• **EXERCISE**
Check each line of the records below for the word "exposure" and copy those where it appears.

##########

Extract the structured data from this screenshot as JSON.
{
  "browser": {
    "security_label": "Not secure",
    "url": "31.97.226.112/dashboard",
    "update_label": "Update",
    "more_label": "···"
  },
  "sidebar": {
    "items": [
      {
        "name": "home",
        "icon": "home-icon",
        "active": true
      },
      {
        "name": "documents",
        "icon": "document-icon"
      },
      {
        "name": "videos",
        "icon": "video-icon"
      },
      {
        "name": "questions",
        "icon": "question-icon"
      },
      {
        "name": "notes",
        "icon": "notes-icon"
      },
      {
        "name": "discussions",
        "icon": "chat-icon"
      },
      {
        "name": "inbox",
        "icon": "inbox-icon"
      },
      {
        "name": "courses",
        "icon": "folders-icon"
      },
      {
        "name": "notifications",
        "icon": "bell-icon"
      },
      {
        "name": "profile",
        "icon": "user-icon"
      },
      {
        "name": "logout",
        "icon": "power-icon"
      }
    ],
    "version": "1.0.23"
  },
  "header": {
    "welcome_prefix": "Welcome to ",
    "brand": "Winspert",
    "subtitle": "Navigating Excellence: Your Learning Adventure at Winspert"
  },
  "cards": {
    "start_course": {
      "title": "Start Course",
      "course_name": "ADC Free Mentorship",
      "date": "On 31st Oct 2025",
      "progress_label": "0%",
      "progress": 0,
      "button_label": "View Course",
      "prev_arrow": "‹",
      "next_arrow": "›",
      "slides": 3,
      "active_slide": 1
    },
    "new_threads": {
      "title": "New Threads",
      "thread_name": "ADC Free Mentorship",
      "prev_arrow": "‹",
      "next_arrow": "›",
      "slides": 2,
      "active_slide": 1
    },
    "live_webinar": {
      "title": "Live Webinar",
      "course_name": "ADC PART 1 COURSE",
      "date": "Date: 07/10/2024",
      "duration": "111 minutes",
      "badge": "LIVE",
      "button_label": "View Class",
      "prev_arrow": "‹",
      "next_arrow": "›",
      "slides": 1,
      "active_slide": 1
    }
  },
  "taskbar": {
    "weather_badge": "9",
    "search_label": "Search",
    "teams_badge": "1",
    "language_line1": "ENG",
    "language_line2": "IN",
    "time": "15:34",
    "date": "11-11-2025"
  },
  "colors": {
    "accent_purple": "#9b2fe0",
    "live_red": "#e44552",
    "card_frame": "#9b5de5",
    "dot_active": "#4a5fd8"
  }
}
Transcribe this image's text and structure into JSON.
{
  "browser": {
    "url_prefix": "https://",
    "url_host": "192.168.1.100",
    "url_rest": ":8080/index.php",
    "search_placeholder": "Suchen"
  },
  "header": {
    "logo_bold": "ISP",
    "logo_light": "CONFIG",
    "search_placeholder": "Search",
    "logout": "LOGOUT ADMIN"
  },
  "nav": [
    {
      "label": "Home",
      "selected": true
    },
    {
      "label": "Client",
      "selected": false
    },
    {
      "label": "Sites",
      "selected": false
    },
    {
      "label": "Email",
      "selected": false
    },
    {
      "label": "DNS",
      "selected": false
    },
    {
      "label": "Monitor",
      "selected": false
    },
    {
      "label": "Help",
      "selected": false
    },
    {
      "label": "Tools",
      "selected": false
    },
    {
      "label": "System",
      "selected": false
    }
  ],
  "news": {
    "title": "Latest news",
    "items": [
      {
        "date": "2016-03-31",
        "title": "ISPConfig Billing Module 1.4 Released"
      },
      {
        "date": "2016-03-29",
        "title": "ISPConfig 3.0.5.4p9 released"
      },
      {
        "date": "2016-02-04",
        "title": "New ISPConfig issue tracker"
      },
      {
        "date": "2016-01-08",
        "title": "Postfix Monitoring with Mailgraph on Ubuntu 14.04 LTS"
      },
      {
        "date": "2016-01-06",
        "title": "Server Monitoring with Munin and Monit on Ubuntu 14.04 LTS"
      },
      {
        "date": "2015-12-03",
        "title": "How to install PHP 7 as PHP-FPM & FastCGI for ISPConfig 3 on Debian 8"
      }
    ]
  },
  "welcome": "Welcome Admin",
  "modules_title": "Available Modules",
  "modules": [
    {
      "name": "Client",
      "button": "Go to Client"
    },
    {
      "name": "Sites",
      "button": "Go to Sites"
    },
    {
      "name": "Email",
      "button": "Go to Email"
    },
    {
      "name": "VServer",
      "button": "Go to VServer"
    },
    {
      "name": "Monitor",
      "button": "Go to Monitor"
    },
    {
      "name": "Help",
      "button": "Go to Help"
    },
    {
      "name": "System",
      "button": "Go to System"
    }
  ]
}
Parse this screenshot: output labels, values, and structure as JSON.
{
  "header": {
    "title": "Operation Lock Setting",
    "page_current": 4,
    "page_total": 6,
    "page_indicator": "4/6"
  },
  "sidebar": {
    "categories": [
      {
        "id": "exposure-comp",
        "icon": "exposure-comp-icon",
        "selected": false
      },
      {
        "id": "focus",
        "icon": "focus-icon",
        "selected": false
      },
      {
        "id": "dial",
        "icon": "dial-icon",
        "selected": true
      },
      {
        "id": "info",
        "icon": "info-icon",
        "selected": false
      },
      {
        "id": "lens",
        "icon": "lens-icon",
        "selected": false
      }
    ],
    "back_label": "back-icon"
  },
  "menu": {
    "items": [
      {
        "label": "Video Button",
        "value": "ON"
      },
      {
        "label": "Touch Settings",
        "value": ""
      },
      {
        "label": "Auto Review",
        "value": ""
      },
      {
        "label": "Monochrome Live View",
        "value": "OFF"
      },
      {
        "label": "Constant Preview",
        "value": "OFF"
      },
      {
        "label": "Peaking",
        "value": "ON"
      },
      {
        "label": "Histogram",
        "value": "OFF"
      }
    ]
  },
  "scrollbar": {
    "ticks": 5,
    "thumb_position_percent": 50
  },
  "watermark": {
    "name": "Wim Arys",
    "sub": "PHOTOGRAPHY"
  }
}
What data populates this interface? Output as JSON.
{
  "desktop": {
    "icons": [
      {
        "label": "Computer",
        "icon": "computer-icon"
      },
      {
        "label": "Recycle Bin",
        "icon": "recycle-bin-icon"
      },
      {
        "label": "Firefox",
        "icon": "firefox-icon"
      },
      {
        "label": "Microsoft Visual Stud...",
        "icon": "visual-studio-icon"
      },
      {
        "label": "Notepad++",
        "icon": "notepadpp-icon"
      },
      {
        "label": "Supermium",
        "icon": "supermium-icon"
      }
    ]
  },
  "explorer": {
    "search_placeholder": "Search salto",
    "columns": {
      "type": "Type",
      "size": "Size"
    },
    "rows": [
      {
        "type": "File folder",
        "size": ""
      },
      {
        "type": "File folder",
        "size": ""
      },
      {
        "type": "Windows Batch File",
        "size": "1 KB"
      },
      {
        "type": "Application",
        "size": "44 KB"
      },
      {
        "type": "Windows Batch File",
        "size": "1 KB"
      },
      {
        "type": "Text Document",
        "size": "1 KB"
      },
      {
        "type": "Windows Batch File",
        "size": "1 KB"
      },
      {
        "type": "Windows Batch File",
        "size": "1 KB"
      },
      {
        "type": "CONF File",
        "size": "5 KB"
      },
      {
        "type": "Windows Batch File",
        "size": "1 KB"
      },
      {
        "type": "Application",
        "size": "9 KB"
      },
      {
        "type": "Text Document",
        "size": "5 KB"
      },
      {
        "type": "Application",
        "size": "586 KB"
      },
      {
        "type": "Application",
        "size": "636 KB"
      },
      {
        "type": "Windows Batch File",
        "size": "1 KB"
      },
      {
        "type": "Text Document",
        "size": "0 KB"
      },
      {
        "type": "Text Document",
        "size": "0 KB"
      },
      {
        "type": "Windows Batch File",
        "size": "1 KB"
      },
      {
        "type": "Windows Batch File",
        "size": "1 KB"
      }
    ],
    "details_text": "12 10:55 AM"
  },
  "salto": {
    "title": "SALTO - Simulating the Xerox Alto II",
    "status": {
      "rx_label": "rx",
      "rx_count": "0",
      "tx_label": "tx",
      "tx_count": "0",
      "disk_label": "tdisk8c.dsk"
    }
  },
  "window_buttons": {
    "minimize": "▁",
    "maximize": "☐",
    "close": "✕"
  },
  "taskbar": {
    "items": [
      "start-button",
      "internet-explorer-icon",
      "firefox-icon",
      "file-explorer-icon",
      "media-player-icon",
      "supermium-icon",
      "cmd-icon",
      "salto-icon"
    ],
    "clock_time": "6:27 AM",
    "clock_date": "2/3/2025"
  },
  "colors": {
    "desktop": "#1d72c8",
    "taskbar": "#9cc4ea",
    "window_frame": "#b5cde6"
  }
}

##########

• **REPLY TO THE EXERCISE**
        "id": "exposure-comp",
        "icon": "exposure-comp-icon",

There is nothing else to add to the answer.